● STATED GOAL A: In the passage on enforcing rights in a stateless society, who organizes coordinated boycotts?
● STATED GOAL B: From the passage on enforcing rights in a stateless society, copy everything from "3. Individual boycotts" down to "the pressure group.".

● SUPPLIED PASSAGE:
Enforcing Rights in a Stateless Society

In response to my comments about bargaining power, quasibill plausibly suggests that “If contract enforcement is left to moral sanction, bargaining power would seem to be a perfectly acceptable consideration,” even from the standpoint of libertarians committed to the non-aggression principle. To put the point more sharply, if “moral sanction” were all that was at issue, and such libertarians still objected to talk about bargaining power, it would be hard to escape the conclusion that their objection wasn’t really rooted in concerns about aggression.

The conversation we’ve been having makes it a natural next step to consider the more general issue of the range of formal or quasi-formal options short of the use of force that might be available in a stateless society to safeguard a range of morally significant interests. (As I suggest in my recent post on rights, I think many of these interests ought to be talked about as rights, but I don’t think anything directly related to my current argument turns on whether we do or not.)

  1. Public shaming has the potential to be an effective strategy. Identification in a newspaper, or on a website devoted to “the Employment Hall of Shame,” can certainly turn up the heat, especially in a smaller, more self-contained community.
  2. Certification systems are less flashy, but surely also useful. Perhaps only positive options would be available, and people would draw conclusions based on the absence of a positive certification of, say, someone’s employment practices. (I am not assuming anything here about the frequency of employment, as a kind of economic relationship, in a stateless society. I hope it will be rare, and I think Kevin Carson and others have offered good reason for thinking this might well be the case.) But I think there would be a market for negative information. And if large numbers of (again, in this case) employers bet that their own ratings would be positive, they might be willing to participate in a system that gave some people quite negative ratings.
  3. Individual boycotts of those who ignore these interests are always possible, of course. And perhaps in relatively small, self-contained communities, such boycotts might exert some meaningful influence, though it’s easy to be doubtful.
  4. What we might call encouraged multi-person boycotts could be more effective. I have in mind here a case in which a pressure group makes some kind of general announcement urging people to joing a boycott. The effectiveness of this strategy would obviously depend on the influence of the pressure group.
  5. Coordinated boycotts could be a good deal more effective. Here, membership organizations organize boycotts, plan for alternatives to trading with the person or entity being boycotted, and keep up pressure on identifiable members to participate in the boycotts. Even if reasonably small, boycotts like this could be reasonably effective, though it’s unclear how many people would be comfortable belonging to organizations likely to pressure them in the way I’m envisioning (especially if they feared that ignoring the boycott could subject them to boycotting).
  6. Contractual boycotts would also be an option. We might imagine a range of cases in which a group of people agreed among themselves that circumstances of some specifiable kind would trigger a boycott and that violating the boycott would subject the violator to damages. Among the more benign sorts of contractual boycott might be one in which a group of people agreed that, if a court’s decision could not (per their community’s libertarian norms) be enforced coercively, they would boycott someone who failed to respect the decision.

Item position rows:

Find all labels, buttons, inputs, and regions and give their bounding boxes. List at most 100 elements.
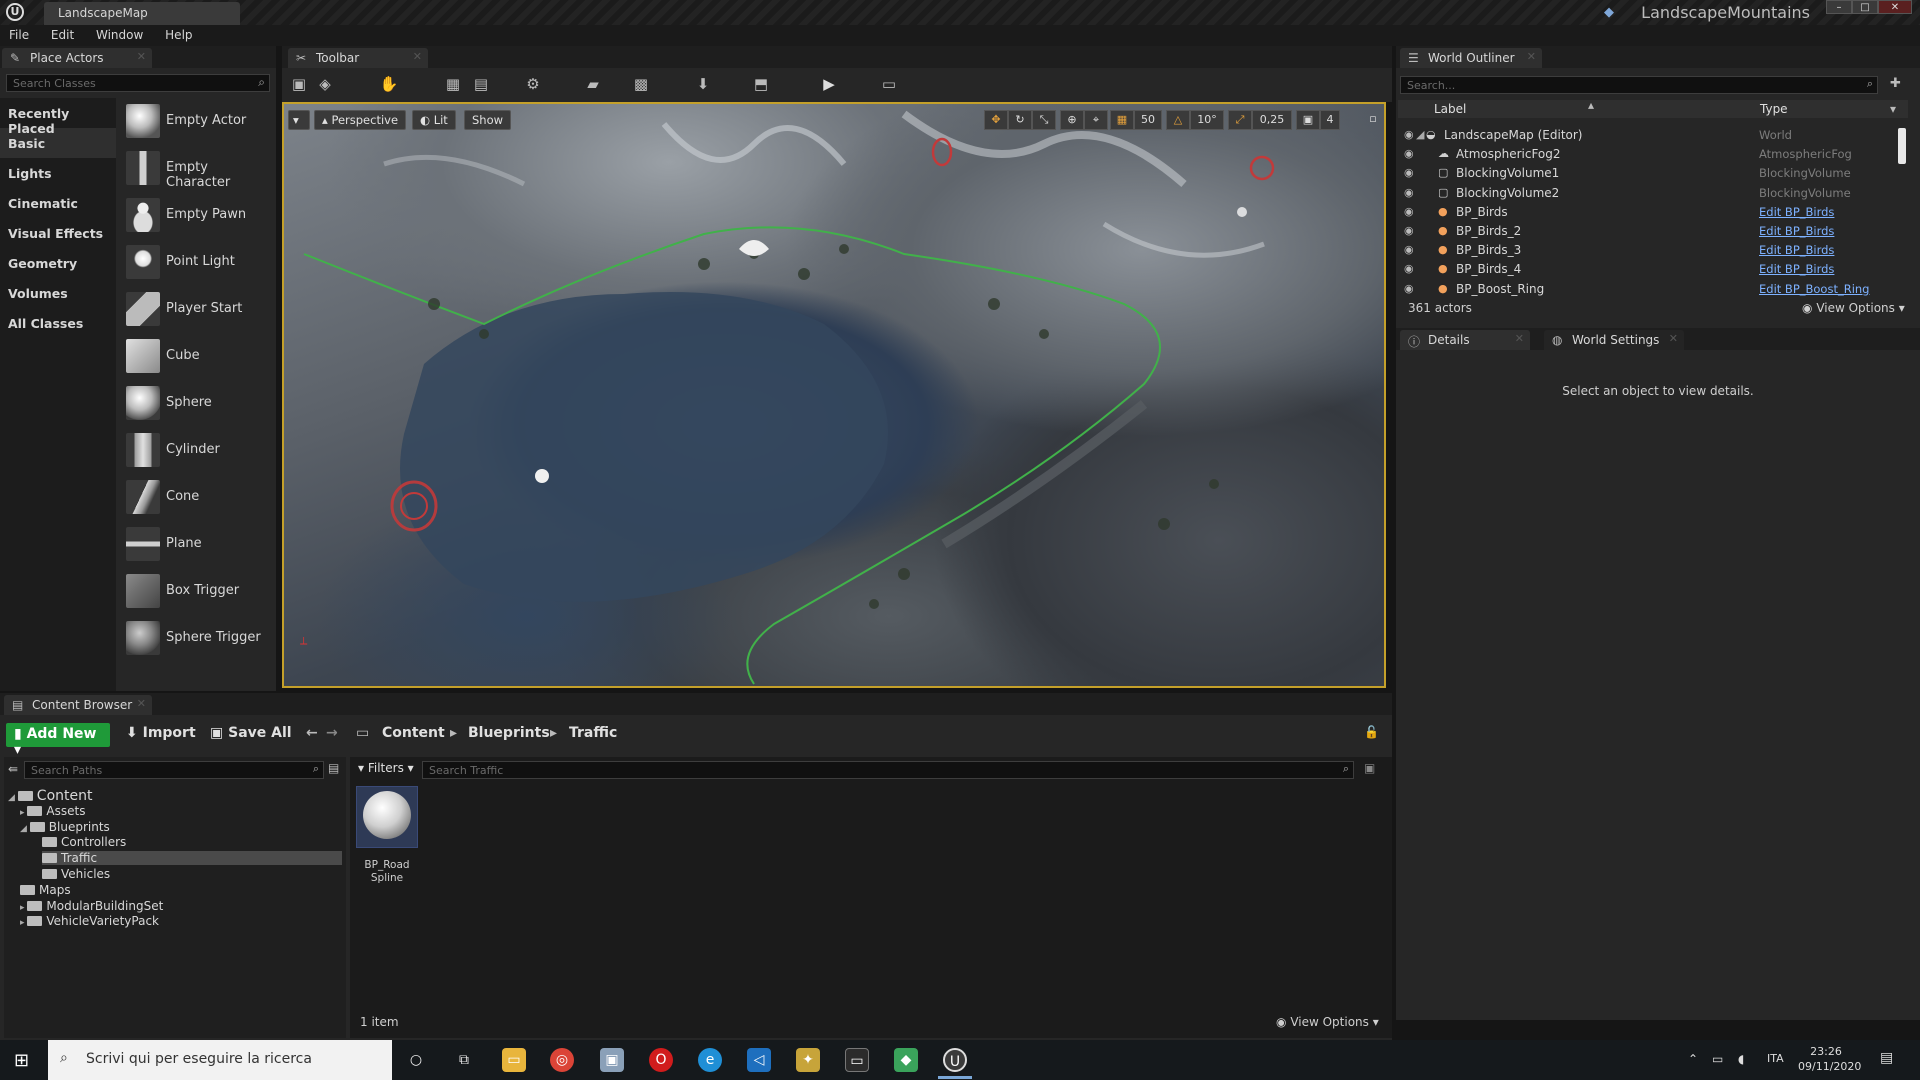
menu-file[interactable]: File [0, 25, 38, 45]
maximize-button[interactable]: □ [1852, 0, 1878, 14]
outliner-row-type[interactable]: Edit BP_Boost_Ring [1759, 282, 1870, 296]
category-all-classes[interactable]: All Classes [0, 308, 116, 338]
visibility-eye-icon[interactable]: ◉ [1404, 128, 1414, 141]
breadcrumb-separator-icon[interactable]: ▸ [450, 725, 457, 741]
maximize-viewport-icon[interactable]: ▫ [1364, 110, 1382, 130]
terminal-icon[interactable]: ▭ [845, 1048, 869, 1072]
visibility-eye-icon[interactable]: ◉ [1404, 243, 1414, 256]
menu-edit[interactable]: Edit [42, 25, 83, 45]
breadcrumb-traffic[interactable]: Traffic [569, 725, 617, 741]
forward-arrow-icon[interactable]: → [326, 725, 338, 741]
paint-icon[interactable]: ✦ [796, 1048, 820, 1072]
outliner-row[interactable]: ◉ ▢ BlockingVolume1 BlockingVolume [1398, 164, 1898, 183]
search-classes-input[interactable]: Search Classes ⌕ [6, 74, 270, 92]
content-view-options[interactable]: ◉ View Options ▾ [1276, 1015, 1379, 1029]
show-button[interactable]: Show [464, 110, 512, 130]
network-icon[interactable]: ▭ [1712, 1052, 1723, 1066]
map-tab[interactable]: LandscapeMap [44, 2, 240, 25]
close-tab-icon[interactable]: ✕ [1669, 332, 1678, 345]
grid-snap-icon[interactable]: ▦ [1110, 110, 1134, 130]
outliner-row-type[interactable]: Edit BP_Birds [1759, 224, 1834, 238]
folder-tree-item[interactable]: Maps [20, 883, 71, 897]
lock-icon[interactable]: 🔓 [1364, 725, 1379, 739]
save-all-button[interactable]: ▣ Save All [210, 725, 292, 741]
menu-help[interactable]: Help [156, 25, 201, 45]
outliner-row-type[interactable]: Edit BP_Birds [1759, 205, 1834, 219]
lit-button[interactable]: ◐ Lit [412, 110, 456, 130]
vscode-icon[interactable]: ◁ [747, 1048, 771, 1072]
chrome-icon[interactable]: ◎ [550, 1048, 574, 1072]
surface-snap-icon[interactable]: ⌖ [1084, 110, 1108, 130]
outliner-scrollbar-thumb[interactable] [1898, 128, 1906, 164]
breadcrumb-content[interactable]: Content [382, 725, 445, 741]
photos-icon[interactable]: ▣ [600, 1048, 624, 1072]
visibility-eye-icon[interactable]: ◉ [1404, 186, 1414, 199]
actor-item-sphere-trigger[interactable]: Sphere Trigger [118, 617, 276, 664]
tab-world-settings[interactable]: ◍ World Settings ✕ [1544, 330, 1684, 350]
visibility-eye-icon[interactable]: ◉ [1404, 224, 1414, 237]
level-viewport[interactable]: ▾ ▴ Perspective ◐ Lit Show ✥ ↻ ⤡ ⊕ ⌖ ▦ 5… [282, 102, 1386, 688]
folder-tree-item[interactable]: Vehicles [42, 867, 110, 881]
grid-snap-value[interactable]: 50 [1134, 110, 1162, 130]
actor-item-cylinder[interactable]: Cylinder [118, 429, 276, 476]
unreal-engine-icon[interactable]: U [943, 1048, 967, 1072]
outliner-row[interactable]: ◉ ▢ BlockingVolume2 BlockingVolume [1398, 184, 1898, 203]
import-button[interactable]: ⬇ Import [126, 725, 196, 741]
world-space-icon[interactable]: ⊕ [1060, 110, 1084, 130]
actor-item-empty-actor[interactable]: Empty Actor [118, 100, 276, 147]
filters-button[interactable]: ▾ Filters ▾ [358, 761, 414, 775]
save-icon[interactable]: ▣ [288, 75, 310, 95]
tray-chevron-icon[interactable]: ⌃ [1688, 1052, 1698, 1066]
outliner-row[interactable]: ◉ ● BP_Birds_2 Edit BP_Birds [1398, 222, 1898, 241]
breadcrumb-separator-icon[interactable]: ▸ [550, 725, 557, 741]
rotation-snap-icon[interactable]: △ [1166, 110, 1190, 130]
tab-details[interactable]: ⓘ Details ✕ [1400, 330, 1530, 350]
launch-icon[interactable]: ▭ [878, 75, 900, 95]
outliner-row[interactable]: ◉ ● BP_Boost_Ring Edit BP_Boost_Ring [1398, 280, 1898, 299]
actor-item-empty-character[interactable]: Empty Character [118, 147, 276, 194]
settings-icon[interactable]: ⚙ [522, 75, 544, 95]
tree-expander-icon[interactable]: ▸ [20, 903, 27, 913]
translate-icon[interactable]: ✥ [984, 110, 1008, 130]
close-tab-icon[interactable]: ✕ [137, 50, 146, 63]
asset-thumbnail-bp-road-spline[interactable] [356, 786, 418, 848]
column-label[interactable]: Label [1434, 102, 1466, 116]
visibility-eye-icon[interactable]: ◉ [1404, 205, 1414, 218]
tree-expander-icon[interactable]: ▸ [20, 808, 27, 818]
asset-name[interactable]: BP_Road Spline [350, 859, 424, 885]
cortana-icon[interactable]: ○ [404, 1048, 428, 1072]
minimize-button[interactable]: – [1826, 0, 1852, 14]
perspective-button[interactable]: ▴ Perspective [314, 110, 407, 130]
tree-expander-icon[interactable]: ◢ [20, 824, 30, 834]
content-icon[interactable]: ▦ [442, 75, 464, 95]
folder-tree-item[interactable]: ◢ Blueprints [20, 820, 110, 834]
rotate-icon[interactable]: ↻ [1008, 110, 1032, 130]
tree-expander-icon[interactable]: ◢ [8, 793, 18, 803]
modes-icon[interactable]: ✋ [378, 75, 400, 95]
build-icon[interactable]: ⬇ [692, 75, 714, 95]
actor-item-plane[interactable]: Plane [118, 523, 276, 570]
actor-item-point-light[interactable]: Point Light [118, 241, 276, 288]
actor-item-sphere[interactable]: Sphere [118, 382, 276, 429]
column-options-icon[interactable]: ▾ [1890, 102, 1896, 116]
scale-snap-value[interactable]: 0,25 [1252, 110, 1292, 130]
folder-tree-item[interactable]: ▸ Assets [20, 804, 85, 818]
outliner-row-type[interactable]: Edit BP_Birds [1759, 243, 1834, 257]
opera-icon[interactable]: O [649, 1048, 673, 1072]
toggle-sources-icon[interactable]: ⇚ [8, 762, 18, 776]
menu-window[interactable]: Window [87, 25, 152, 45]
actor-item-player-start[interactable]: Player Start [118, 288, 276, 335]
rotation-snap-value[interactable]: 10° [1190, 110, 1224, 130]
close-tab-icon[interactable]: ✕ [1515, 332, 1524, 345]
scale-icon[interactable]: ⤡ [1032, 110, 1056, 130]
camera-speed-value[interactable]: 4 [1320, 110, 1340, 130]
taskbar-search-box[interactable]: ⌕ Scrivi qui per eseguire la ricerca [48, 1040, 392, 1080]
scale-snap-icon[interactable]: ⤢ [1228, 110, 1252, 130]
blueprints-icon[interactable]: ▰ [582, 75, 604, 95]
actor-item-cube[interactable]: Cube [118, 335, 276, 382]
task-view-icon[interactable]: ⧉ [452, 1048, 476, 1072]
save-search-icon[interactable]: ▣ [1364, 761, 1375, 775]
category-lights[interactable]: Lights [0, 158, 116, 188]
clock[interactable]: 23:26 09/11/2020 [1798, 1044, 1861, 1074]
folder-tree-item[interactable]: Traffic [42, 851, 342, 866]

● EXERCISE RESULT A: Membership organizations organize them.

● EXERCISE RESULT B:
3. Individual boycotts of those who ignore these interests are always possible, of course. And perhaps in relatively small, self-contained communities, such boycotts might exert some meaningful influence, though it’s easy to be doubtful.
  4. What we might call encouraged multi-person boycotts could be more effective. I have in mind here a case in which a pressure group makes some kind of general announcement urging people to joing a boycott. The effectiveness of this strategy would obviously depend on the influence of the pressure group.